* [Dataset records]:
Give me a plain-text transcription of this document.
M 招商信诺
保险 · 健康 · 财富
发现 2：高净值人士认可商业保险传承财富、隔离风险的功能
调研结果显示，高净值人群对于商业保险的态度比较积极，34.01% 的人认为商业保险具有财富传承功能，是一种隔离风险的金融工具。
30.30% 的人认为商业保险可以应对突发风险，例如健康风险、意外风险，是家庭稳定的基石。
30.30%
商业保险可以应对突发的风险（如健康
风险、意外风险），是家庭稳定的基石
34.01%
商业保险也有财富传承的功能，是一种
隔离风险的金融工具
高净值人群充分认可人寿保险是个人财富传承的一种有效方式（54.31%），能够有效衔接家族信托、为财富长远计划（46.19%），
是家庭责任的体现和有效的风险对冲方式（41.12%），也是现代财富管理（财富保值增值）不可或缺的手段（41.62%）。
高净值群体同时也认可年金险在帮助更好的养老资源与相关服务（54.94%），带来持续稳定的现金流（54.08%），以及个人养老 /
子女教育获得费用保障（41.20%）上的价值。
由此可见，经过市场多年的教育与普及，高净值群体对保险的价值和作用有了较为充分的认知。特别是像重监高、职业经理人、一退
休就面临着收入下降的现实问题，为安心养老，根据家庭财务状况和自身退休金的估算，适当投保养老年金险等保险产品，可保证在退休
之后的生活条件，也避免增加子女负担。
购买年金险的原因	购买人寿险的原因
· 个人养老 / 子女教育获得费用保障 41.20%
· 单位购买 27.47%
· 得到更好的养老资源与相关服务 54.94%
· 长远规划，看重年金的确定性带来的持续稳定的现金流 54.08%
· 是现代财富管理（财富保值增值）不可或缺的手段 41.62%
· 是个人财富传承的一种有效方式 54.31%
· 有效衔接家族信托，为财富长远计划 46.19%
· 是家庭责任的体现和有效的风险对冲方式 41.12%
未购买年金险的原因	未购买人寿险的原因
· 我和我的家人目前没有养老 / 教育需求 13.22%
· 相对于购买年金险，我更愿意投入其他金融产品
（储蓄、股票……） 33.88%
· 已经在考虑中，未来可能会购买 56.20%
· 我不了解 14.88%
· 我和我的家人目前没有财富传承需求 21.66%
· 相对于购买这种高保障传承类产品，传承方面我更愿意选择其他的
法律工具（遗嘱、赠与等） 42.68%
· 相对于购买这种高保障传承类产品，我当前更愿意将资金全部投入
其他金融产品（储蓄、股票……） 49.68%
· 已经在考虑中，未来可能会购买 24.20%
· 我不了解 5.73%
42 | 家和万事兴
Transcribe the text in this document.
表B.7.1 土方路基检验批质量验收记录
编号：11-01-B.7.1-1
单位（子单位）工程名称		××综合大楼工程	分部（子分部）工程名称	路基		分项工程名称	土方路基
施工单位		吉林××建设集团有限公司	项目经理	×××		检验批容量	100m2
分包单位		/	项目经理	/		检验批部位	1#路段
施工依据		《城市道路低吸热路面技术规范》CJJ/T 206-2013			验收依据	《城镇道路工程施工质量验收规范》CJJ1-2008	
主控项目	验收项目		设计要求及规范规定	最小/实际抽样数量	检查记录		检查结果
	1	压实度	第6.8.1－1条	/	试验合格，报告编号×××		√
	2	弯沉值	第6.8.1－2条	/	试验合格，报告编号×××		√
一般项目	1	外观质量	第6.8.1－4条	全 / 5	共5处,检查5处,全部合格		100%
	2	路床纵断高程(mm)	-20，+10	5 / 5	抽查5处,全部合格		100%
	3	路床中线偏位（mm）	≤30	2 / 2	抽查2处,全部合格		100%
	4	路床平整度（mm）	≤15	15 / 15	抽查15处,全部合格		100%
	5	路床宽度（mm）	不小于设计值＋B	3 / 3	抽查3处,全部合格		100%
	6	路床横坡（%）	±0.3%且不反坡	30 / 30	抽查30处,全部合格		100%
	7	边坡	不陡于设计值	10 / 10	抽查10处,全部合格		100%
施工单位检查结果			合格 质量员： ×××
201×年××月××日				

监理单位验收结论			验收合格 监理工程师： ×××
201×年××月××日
==
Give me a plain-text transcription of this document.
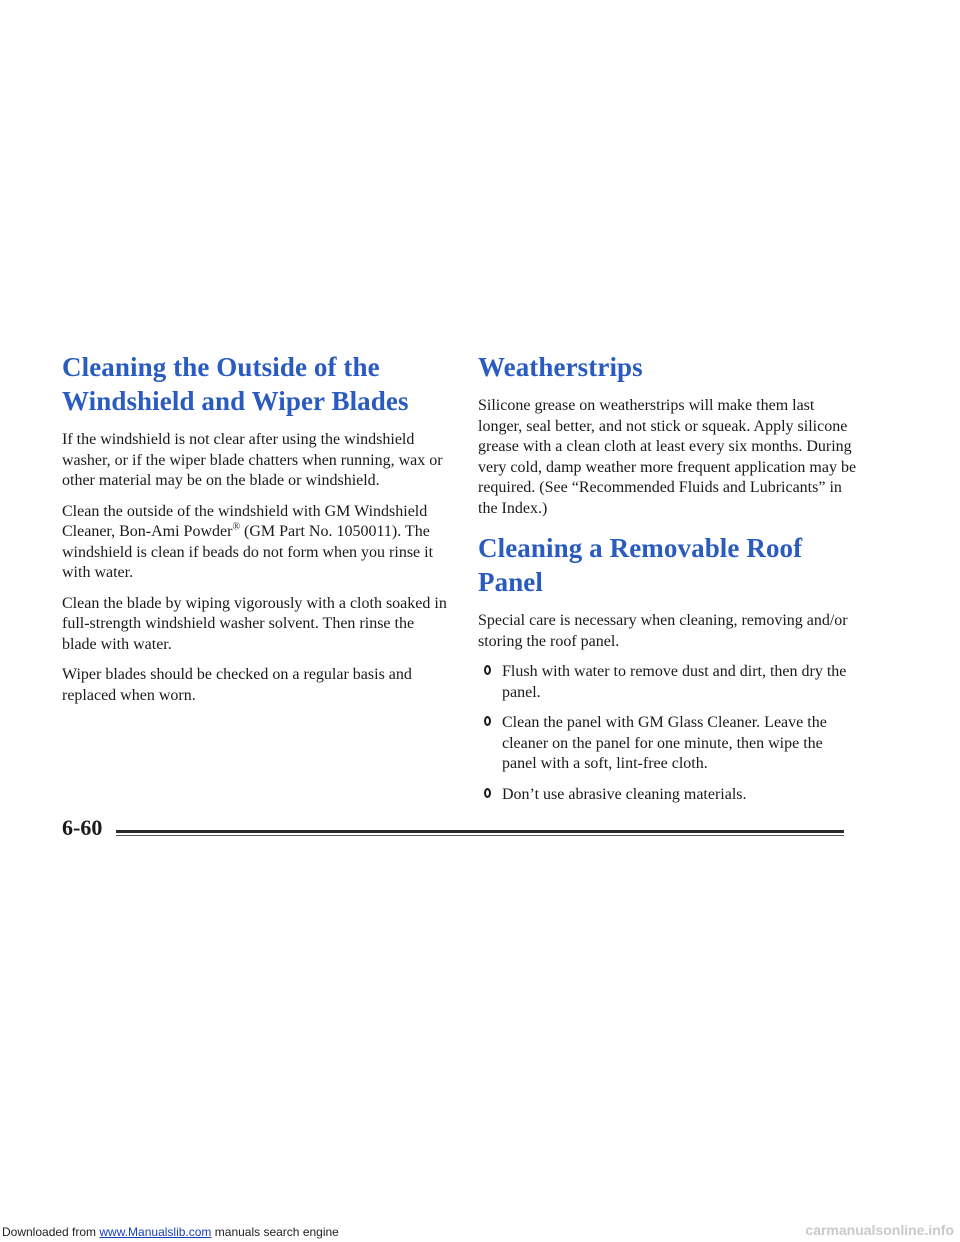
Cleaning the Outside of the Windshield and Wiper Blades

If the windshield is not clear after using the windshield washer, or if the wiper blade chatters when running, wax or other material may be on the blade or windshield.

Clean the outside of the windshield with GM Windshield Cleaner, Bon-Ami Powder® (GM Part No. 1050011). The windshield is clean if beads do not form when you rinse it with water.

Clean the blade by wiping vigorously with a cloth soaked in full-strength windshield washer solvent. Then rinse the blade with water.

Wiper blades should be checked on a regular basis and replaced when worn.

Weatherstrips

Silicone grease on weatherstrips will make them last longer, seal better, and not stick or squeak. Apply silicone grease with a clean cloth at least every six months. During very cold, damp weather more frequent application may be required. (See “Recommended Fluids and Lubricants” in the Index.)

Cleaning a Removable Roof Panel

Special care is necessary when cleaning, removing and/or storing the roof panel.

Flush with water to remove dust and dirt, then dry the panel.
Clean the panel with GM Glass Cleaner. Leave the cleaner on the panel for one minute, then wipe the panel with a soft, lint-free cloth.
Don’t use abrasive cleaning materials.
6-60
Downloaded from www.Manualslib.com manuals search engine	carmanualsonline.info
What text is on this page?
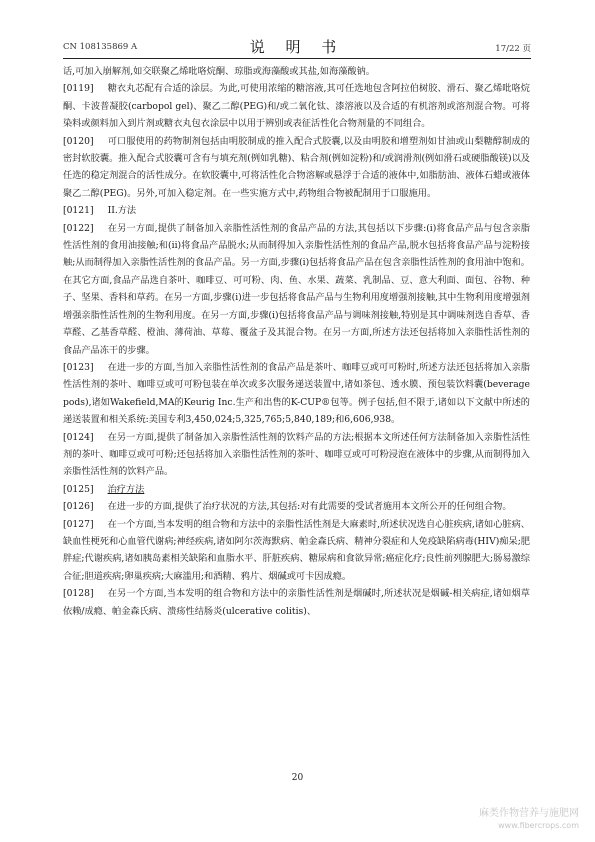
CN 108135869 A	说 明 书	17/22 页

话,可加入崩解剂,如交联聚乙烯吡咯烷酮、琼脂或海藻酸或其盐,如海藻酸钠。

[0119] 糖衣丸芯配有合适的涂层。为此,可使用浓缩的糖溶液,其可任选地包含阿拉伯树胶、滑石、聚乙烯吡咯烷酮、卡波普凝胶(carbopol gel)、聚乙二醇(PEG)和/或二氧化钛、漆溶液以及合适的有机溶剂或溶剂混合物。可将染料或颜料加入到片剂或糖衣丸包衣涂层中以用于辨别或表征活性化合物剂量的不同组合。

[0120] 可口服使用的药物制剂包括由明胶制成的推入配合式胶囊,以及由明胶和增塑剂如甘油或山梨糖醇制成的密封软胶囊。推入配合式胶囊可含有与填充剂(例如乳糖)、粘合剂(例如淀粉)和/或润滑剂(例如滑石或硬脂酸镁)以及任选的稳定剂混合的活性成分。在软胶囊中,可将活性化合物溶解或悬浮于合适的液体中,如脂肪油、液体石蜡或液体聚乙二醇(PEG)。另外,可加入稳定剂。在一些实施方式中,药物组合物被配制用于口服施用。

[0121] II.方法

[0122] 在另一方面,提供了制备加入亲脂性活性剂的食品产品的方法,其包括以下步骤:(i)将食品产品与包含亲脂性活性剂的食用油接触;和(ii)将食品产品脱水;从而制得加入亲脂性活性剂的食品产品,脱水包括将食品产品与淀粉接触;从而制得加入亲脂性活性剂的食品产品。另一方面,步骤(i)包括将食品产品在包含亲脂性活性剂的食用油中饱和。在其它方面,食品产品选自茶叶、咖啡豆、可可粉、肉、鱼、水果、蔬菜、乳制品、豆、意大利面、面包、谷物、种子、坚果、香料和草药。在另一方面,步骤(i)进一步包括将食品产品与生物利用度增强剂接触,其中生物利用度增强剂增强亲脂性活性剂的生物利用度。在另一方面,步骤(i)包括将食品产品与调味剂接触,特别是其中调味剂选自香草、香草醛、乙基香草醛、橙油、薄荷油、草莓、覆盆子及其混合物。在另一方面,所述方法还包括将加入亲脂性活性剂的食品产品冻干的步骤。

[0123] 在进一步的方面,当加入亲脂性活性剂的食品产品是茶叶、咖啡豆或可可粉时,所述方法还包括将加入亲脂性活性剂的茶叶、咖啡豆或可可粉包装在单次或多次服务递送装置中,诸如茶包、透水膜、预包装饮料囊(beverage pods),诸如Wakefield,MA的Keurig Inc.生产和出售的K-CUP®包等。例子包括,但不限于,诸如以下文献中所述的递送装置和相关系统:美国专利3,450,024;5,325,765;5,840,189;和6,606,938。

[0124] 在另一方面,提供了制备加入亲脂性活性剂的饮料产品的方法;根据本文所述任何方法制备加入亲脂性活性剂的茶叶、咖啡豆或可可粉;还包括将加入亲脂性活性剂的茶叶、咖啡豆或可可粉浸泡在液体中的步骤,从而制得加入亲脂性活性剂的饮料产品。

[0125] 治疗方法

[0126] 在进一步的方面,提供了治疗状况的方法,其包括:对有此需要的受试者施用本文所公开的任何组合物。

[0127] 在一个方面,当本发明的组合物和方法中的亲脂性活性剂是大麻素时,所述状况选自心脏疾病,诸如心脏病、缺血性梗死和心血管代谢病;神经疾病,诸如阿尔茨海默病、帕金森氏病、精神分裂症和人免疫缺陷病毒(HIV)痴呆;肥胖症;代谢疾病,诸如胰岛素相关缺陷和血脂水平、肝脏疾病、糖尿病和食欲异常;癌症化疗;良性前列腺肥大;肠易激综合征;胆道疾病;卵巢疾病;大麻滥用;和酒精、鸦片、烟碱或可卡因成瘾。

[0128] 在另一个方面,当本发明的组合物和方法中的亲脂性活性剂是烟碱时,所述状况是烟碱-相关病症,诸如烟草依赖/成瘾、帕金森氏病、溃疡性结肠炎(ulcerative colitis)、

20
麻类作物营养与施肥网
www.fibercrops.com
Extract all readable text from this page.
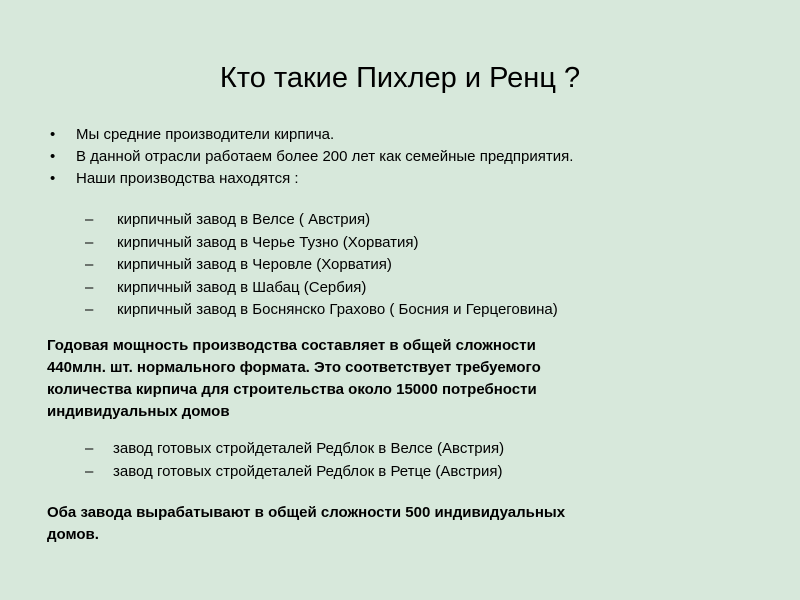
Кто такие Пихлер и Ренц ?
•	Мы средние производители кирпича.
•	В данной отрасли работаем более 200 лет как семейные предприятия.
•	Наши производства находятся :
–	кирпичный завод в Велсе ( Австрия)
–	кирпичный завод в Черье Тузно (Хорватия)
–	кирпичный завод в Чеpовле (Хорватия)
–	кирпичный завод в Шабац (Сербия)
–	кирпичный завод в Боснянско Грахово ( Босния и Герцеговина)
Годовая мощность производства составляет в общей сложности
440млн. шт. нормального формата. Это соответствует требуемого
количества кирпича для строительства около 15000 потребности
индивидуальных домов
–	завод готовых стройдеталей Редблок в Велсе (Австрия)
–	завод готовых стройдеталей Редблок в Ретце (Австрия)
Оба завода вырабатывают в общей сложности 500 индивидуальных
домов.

* [Exercise objective]:
Extract each line from the listing that holds the word "индивидуальных".

* [Finished answer]:
индивидуальных домов
Оба завода вырабатывают в общей сложности 500 индивидуальных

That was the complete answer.